Task requirements
Every line below is to be quoted exactly, with nothing added or dropped.

Records supplied

[start]

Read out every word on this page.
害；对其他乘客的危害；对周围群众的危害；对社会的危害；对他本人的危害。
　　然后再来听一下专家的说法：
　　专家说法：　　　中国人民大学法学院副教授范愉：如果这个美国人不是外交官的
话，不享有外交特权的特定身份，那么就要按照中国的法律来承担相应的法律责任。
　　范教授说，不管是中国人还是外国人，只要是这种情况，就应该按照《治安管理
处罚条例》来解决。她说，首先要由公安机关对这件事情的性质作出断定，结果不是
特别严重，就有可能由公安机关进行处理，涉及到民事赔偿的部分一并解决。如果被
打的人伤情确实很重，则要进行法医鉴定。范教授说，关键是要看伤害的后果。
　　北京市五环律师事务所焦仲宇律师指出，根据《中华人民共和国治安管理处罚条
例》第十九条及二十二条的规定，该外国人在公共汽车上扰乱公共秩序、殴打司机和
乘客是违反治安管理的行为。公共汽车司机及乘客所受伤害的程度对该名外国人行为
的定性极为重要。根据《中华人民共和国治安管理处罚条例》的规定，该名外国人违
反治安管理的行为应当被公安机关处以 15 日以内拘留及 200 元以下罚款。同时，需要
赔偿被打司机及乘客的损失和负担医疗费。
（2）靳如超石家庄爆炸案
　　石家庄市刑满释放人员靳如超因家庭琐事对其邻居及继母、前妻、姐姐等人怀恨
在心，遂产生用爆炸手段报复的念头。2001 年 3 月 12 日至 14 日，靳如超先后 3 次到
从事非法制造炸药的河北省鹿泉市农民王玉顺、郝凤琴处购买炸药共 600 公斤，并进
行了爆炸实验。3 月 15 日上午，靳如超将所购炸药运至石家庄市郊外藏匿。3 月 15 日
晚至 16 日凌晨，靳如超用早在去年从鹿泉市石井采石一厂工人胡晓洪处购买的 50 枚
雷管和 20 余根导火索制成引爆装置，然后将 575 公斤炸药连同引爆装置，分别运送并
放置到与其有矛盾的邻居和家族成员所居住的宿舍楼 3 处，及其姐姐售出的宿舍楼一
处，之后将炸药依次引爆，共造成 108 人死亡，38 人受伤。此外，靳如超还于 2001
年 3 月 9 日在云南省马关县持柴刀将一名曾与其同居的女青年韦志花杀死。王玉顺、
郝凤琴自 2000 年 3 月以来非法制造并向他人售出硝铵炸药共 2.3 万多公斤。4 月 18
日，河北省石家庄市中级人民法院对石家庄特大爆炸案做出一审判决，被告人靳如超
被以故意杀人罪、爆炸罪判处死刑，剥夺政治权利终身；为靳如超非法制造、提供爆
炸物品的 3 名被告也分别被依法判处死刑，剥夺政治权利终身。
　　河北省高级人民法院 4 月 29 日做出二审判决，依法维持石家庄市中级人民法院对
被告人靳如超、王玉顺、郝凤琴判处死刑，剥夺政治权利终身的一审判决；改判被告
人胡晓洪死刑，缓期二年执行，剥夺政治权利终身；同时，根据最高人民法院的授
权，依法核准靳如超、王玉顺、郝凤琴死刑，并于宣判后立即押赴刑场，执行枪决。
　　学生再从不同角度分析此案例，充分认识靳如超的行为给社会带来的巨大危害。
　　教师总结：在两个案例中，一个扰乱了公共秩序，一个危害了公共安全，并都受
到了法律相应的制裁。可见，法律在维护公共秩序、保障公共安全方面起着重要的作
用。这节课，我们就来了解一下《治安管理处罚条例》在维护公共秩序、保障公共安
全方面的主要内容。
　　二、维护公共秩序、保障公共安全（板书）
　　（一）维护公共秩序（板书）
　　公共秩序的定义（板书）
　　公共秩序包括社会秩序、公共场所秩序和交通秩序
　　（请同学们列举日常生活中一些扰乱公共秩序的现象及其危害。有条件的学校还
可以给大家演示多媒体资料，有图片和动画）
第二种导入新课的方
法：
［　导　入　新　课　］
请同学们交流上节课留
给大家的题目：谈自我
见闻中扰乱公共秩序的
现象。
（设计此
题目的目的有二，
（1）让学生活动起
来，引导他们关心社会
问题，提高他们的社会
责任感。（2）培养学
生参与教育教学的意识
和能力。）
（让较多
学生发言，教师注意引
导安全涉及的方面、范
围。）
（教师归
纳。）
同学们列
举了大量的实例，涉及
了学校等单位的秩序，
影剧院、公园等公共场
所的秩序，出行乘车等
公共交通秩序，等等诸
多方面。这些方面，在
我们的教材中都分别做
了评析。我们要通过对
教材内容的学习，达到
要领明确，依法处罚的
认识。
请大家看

[end]

The answer
Read out every word on this page.
害；对其他乘客的危害；对周围群众的危害；对社会的危害；对他本人的危害。
　　然后再来听一下专家的说法：
　　专家说法：　　　中国人民大学法学院副教授范愉：如果这个美国人不是外交官的
话，不享有外交特权的特定身份，那么就要按照中国的法律来承担相应的法律责任。
　　范教授说，不管是中国人还是外国人，只要是这种情况，就应该按照《治安管理
处罚条例》来解决。她说，首先要由公安机关对这件事情的性质作出断定，结果不是
特别严重，就有可能由公安机关进行处理，涉及到民事赔偿的部分一并解决。如果被
打的人伤情确实很重，则要进行法医鉴定。范教授说，关键是要看伤害的后果。
　　北京市五环律师事务所焦仲宇律师指出，根据《中华人民共和国治安管理处罚条
例》第十九条及二十二条的规定，该外国人在公共汽车上扰乱公共秩序、殴打司机和
乘客是违反治安管理的行为。公共汽车司机及乘客所受伤害的程度对该名外国人行为
的定性极为重要。根据《中华人民共和国治安管理处罚条例》的规定，该名外国人违
反治安管理的行为应当被公安机关处以 15 日以内拘留及 200 元以下罚款。同时，需要
赔偿被打司机及乘客的损失和负担医疗费。
（2）靳如超石家庄爆炸案
　　石家庄市刑满释放人员靳如超因家庭琐事对其邻居及继母、前妻、姐姐等人怀恨
在心，遂产生用爆炸手段报复的念头。2001 年 3 月 12 日至 14 日，靳如超先后 3 次到
从事非法制造炸药的河北省鹿泉市农民王玉顺、郝凤琴处购买炸药共 600 公斤，并进
行了爆炸实验。3 月 15 日上午，靳如超将所购炸药运至石家庄市郊外藏匿。3 月 15 日
晚至 16 日凌晨，靳如超用早在去年从鹿泉市石井采石一厂工人胡晓洪处购买的 50 枚
雷管和 20 余根导火索制成引爆装置，然后将 575 公斤炸药连同引爆装置，分别运送并
放置到与其有矛盾的邻居和家族成员所居住的宿舍楼 3 处，及其姐姐售出的宿舍楼一
处，之后将炸药依次引爆，共造成 108 人死亡，38 人受伤。此外，靳如超还于 2001
年 3 月 9 日在云南省马关县持柴刀将一名曾与其同居的女青年韦志花杀死。王玉顺、
郝凤琴自 2000 年 3 月以来非法制造并向他人售出硝铵炸药共 2.3 万多公斤。4 月 18
日，河北省石家庄市中级人民法院对石家庄特大爆炸案做出一审判决，被告人靳如超
被以故意杀人罪、爆炸罪判处死刑，剥夺政治权利终身；为靳如超非法制造、提供爆
炸物品的 3 名被告也分别被依法判处死刑，剥夺政治权利终身。
　　河北省高级人民法院 4 月 29 日做出二审判决，依法维持石家庄市中级人民法院对
被告人靳如超、王玉顺、郝凤琴判处死刑，剥夺政治权利终身的一审判决；改判被告
人胡晓洪死刑，缓期二年执行，剥夺政治权利终身；同时，根据最高人民法院的授
权，依法核准靳如超、王玉顺、郝凤琴死刑，并于宣判后立即押赴刑场，执行枪决。
　　学生再从不同角度分析此案例，充分认识靳如超的行为给社会带来的巨大危害。
　　教师总结：在两个案例中，一个扰乱了公共秩序，一个危害了公共安全，并都受
到了法律相应的制裁。可见，法律在维护公共秩序、保障公共安全方面起着重要的作
用。这节课，我们就来了解一下《治安管理处罚条例》在维护公共秩序、保障公共安
全方面的主要内容。
　　二、维护公共秩序、保障公共安全（板书）
　　（一）维护公共秩序（板书）
　　公共秩序的定义（板书）
　　公共秩序包括社会秩序、公共场所秩序和交通秩序
　　（请同学们列举日常生活中一些扰乱公共秩序的现象及其危害。有条件的学校还
可以给大家演示多媒体资料，有图片和动画）
第二种导入新课的方
法：
［　导　入　新　课　］
请同学们交流上节课留
给大家的题目：谈自我
见闻中扰乱公共秩序的
现象。
（设计此
题目的目的有二，
（1）让学生活动起
来，引导他们关心社会
问题，提高他们的社会
责任感。（2）培养学
生参与教育教学的意识
和能力。）
（让较多
学生发言，教师注意引
导安全涉及的方面、范
围。）
（教师归
纳。）
同学们列
举了大量的实例，涉及
了学校等单位的秩序，
影剧院、公园等公共场
所的秩序，出行乘车等
公共交通秩序，等等诸
多方面。这些方面，在
我们的教材中都分别做
了评析。我们要通过对
教材内容的学习，达到
要领明确，依法处罚的
认识。
请大家看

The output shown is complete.